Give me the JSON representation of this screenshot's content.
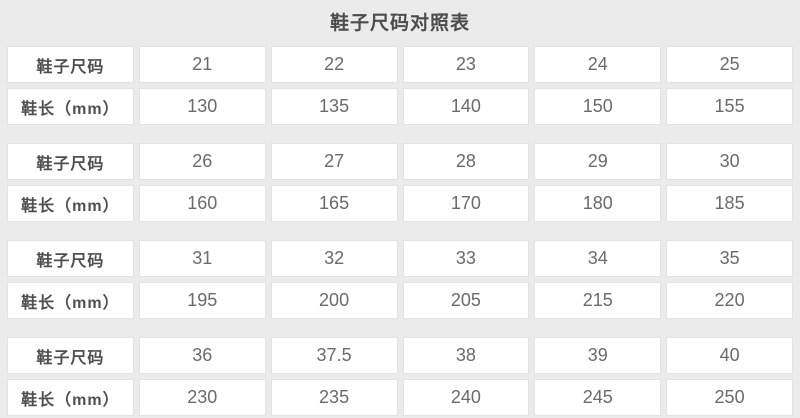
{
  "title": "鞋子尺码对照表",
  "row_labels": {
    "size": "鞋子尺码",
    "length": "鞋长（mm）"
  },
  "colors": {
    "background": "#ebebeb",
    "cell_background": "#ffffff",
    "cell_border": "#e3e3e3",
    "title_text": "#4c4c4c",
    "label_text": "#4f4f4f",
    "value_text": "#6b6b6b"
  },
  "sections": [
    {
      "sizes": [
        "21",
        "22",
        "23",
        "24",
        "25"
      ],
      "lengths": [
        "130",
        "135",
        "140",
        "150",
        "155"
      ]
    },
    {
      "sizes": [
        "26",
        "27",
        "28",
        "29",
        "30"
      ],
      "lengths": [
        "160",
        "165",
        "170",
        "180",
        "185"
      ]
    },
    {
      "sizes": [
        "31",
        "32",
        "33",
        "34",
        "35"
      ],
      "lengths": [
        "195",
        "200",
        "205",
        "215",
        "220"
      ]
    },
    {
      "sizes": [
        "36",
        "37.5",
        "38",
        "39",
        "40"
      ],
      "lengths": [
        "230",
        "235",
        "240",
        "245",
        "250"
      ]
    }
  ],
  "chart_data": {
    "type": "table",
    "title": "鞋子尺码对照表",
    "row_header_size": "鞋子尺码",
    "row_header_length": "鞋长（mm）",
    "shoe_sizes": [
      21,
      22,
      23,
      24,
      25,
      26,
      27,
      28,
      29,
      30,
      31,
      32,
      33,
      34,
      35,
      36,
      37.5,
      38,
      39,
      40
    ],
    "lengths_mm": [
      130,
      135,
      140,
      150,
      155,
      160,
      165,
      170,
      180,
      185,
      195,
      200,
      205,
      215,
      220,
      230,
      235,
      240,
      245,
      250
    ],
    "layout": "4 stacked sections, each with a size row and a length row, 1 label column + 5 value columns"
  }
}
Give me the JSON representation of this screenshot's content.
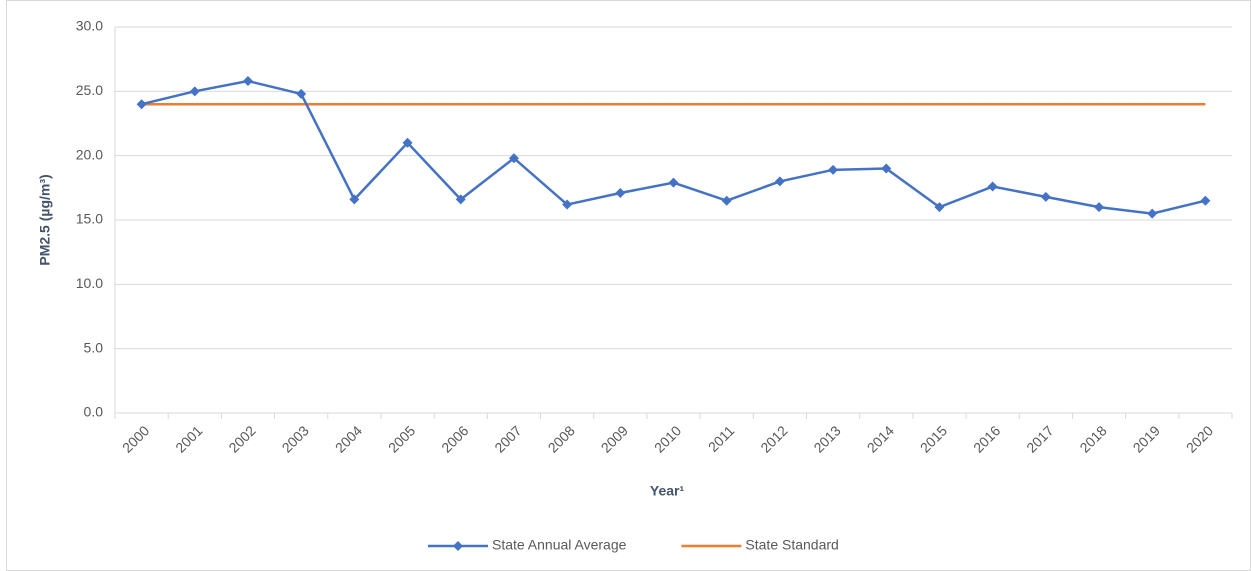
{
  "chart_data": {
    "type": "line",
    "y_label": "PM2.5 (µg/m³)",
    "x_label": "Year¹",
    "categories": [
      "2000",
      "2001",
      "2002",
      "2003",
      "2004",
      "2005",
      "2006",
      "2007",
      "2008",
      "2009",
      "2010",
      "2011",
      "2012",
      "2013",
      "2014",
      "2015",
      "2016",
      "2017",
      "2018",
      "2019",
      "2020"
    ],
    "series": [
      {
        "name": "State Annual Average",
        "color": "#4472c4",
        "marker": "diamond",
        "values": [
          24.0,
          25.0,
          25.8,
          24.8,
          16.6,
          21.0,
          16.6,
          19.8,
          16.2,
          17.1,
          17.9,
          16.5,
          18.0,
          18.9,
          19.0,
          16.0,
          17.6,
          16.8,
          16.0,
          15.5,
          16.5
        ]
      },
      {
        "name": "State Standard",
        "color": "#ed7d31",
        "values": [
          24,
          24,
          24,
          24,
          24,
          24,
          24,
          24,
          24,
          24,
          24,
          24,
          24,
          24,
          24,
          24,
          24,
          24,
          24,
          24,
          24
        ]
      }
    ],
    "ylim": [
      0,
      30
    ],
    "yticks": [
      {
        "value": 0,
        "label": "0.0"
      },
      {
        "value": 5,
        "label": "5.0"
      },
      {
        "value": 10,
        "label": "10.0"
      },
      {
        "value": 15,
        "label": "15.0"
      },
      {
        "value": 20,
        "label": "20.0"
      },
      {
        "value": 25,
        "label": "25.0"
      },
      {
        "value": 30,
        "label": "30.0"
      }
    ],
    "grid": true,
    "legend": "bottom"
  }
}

※ ※ ※

Exercise details =>
Excluding the pictures, reproduce every entry exactly as given.

Solution to the problem =>
Give me the JSON representation of this screenshot's content.
{
  "title": "鞋子尺码对照表",
  "row_labels": {
    "size": "鞋子尺码",
    "length": "鞋长（mm）"
  },
  "colors": {
    "background": "#ebebeb",
    "cell_background": "#ffffff",
    "cell_border": "#e3e3e3",
    "title_text": "#4c4c4c",
    "label_text": "#4f4f4f",
    "value_text": "#6b6b6b"
  },
  "sections": [
    {
      "sizes": [
        "21",
        "22",
        "23",
        "24",
        "25"
      ],
      "lengths": [
        "130",
        "135",
        "140",
        "150",
        "155"
      ]
    },
    {
      "sizes": [
        "26",
        "27",
        "28",
        "29",
        "30"
      ],
      "lengths": [
        "160",
        "165",
        "170",
        "180",
        "185"
      ]
    },
    {
      "sizes": [
        "31",
        "32",
        "33",
        "34",
        "35"
      ],
      "lengths": [
        "195",
        "200",
        "205",
        "215",
        "220"
      ]
    },
    {
      "sizes": [
        "36",
        "37.5",
        "38",
        "39",
        "40"
      ],
      "lengths": [
        "230",
        "235",
        "240",
        "245",
        "250"
      ]
    }
  ],
  "chart_data": {
    "type": "table",
    "title": "鞋子尺码对照表",
    "row_header_size": "鞋子尺码",
    "row_header_length": "鞋长（mm）",
    "shoe_sizes": [
      21,
      22,
      23,
      24,
      25,
      26,
      27,
      28,
      29,
      30,
      31,
      32,
      33,
      34,
      35,
      36,
      37.5,
      38,
      39,
      40
    ],
    "lengths_mm": [
      130,
      135,
      140,
      150,
      155,
      160,
      165,
      170,
      180,
      185,
      195,
      200,
      205,
      215,
      220,
      230,
      235,
      240,
      245,
      250
    ],
    "layout": "4 stacked sections, each with a size row and a length row, 1 label column + 5 value columns"
  }
}
Give me the JSON representation of this screenshot's content.
{
  "chart_data": {
    "type": "line",
    "y_label": "PM2.5 (µg/m³)",
    "x_label": "Year¹",
    "categories": [
      "2000",
      "2001",
      "2002",
      "2003",
      "2004",
      "2005",
      "2006",
      "2007",
      "2008",
      "2009",
      "2010",
      "2011",
      "2012",
      "2013",
      "2014",
      "2015",
      "2016",
      "2017",
      "2018",
      "2019",
      "2020"
    ],
    "series": [
      {
        "name": "State Annual Average",
        "color": "#4472c4",
        "marker": "diamond",
        "values": [
          24.0,
          25.0,
          25.8,
          24.8,
          16.6,
          21.0,
          16.6,
          19.8,
          16.2,
          17.1,
          17.9,
          16.5,
          18.0,
          18.9,
          19.0,
          16.0,
          17.6,
          16.8,
          16.0,
          15.5,
          16.5
        ]
      },
      {
        "name": "State Standard",
        "color": "#ed7d31",
        "values": [
          24,
          24,
          24,
          24,
          24,
          24,
          24,
          24,
          24,
          24,
          24,
          24,
          24,
          24,
          24,
          24,
          24,
          24,
          24,
          24,
          24
        ]
      }
    ],
    "ylim": [
      0,
      30
    ],
    "yticks": [
      {
        "value": 0,
        "label": "0.0"
      },
      {
        "value": 5,
        "label": "5.0"
      },
      {
        "value": 10,
        "label": "10.0"
      },
      {
        "value": 15,
        "label": "15.0"
      },
      {
        "value": 20,
        "label": "20.0"
      },
      {
        "value": 25,
        "label": "25.0"
      },
      {
        "value": 30,
        "label": "30.0"
      }
    ],
    "grid": true,
    "legend": "bottom"
  }
}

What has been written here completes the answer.